* GIVEN PASSAGE:

## start

With mortgage lending volume down, banks pivot to other products, services

PHOTO | CONTRIBUTED Michael Sheahan, executive vice president, chief lending officer at Chelsea Groton Bank.

Lower demand for residential mortgage loans and refinancings has prompted Connecticut banks to focus their efforts on other products and services — such as home equity and construction loans or even commercial lending — to weather the downturn.

“It’s a very cyclical business that you have to be willing to make adjustments in, based on volume,” said Christopher Gorman, CEO and chairman of KeyCorp, the Ohio-based parent company of KeyBank, which has a major presence in Connecticut. “And as it happens, a lot of people that are in the mortgage business go from being in the mortgage business, to not being in the mortgage business, to coming back to the mortgage business.”

John S. Carusone, president of the Hartford-based Bank Analysis Center, said the slow down in home sales has impacted large and small banks alike throughout Connecticut.

“Banks are on the sidelines finding ways to cope with a market they have very little control over, in the short term,” Carusone said. “Residential mortgage lending is a major banking product line. Depending on the future direction of the economy, the effect on mortgage lending could be significantly impacted, and hence affect the performance of banks.”

## end

* STATED GOAL 1: Name each person mentioned in the passage on banks and mortgage lending, along with the position it gives for them.
* STATED GOAL 2: Pick up the article on Connecticut banks and falling mortgage volume after its final sentence and write the next few paragraphs.

* DATA PROVIDED:
## start

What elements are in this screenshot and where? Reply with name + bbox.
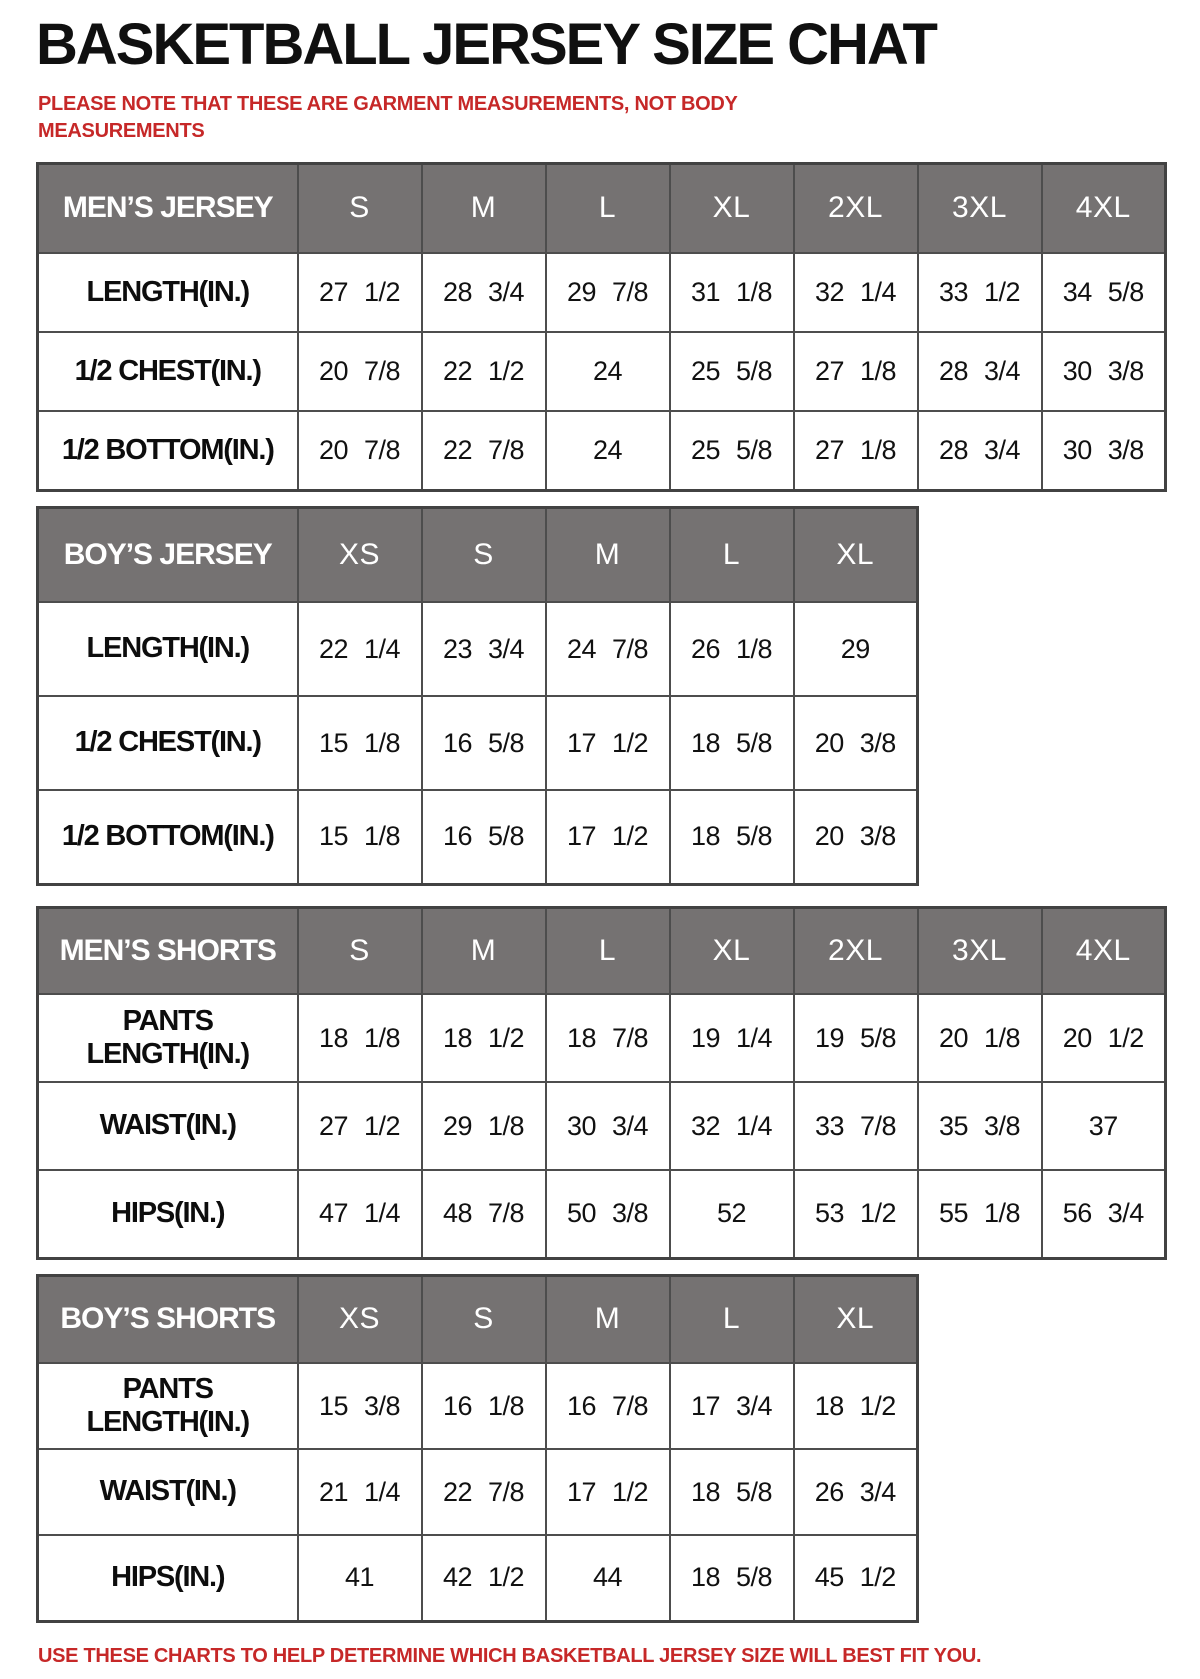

## end

* REPLY 1:
- Michael Sheahan: executive vice president, chief lending officer at Chelsea Groton Bank
- Christopher Gorman: CEO and chairman of KeyCorp
- John S. Carusone: president of the Hartford-based Bank Analysis Center

* REPLY 2:
Higher interest rates and rising home prices have slowed the residential real estate market. For example, Gorman, in a recent interview with the Hartford Business Journal, said KeyBank, like all lenders, has seen refinance activity “completely dry up.”

However, new housing construction has made up for some of that lost business, bankers said, boosting construction loan demand.

In Connecticut, 2,981 new housing permits were issued during the first five months of this year, up 30% from the year-ago period, according to U.S. Census Bureau data. There were 1.4 million new U.S. residential construction housing starts in June 2023, which was down from a year earlier.

KeyBank has seen strong demand for affordable multifamily housing development, Gorman said, a major focus area for the bank.

Overall, Carusone said the banking industry is well capitalized and profitable, with strong reserves against loan losses.

However, if inflation and higher interest rates continue, it could mean a further slowdown in mortgage lending, reduced earnings and loan losses, which would force banks to redeploy or cut home loan staff, Carusone said.

Carusone said it may be premature for banks to trim mortgage staff right now, but many large lenders — including Wells Fargo, JPMorgan Chase and U.S. Bank — have already done so.

Bank pivots

Connecticut banks indicated they are focusing on other areas that are busy.

Windsor Federal, with $755 million in assets, has focused more of its attention on commercial lending, according to recently-appointed CEO Luke Kettles.

At GSB, formerly Guilford Savings Bank, residential mortgage lending represents a large part of its business, according to Lyle Fulton, executive vice president and chief lending officer.

Lyle Fulton

“Like everything in banking, you wait a few months, and it will change,” said Fulton.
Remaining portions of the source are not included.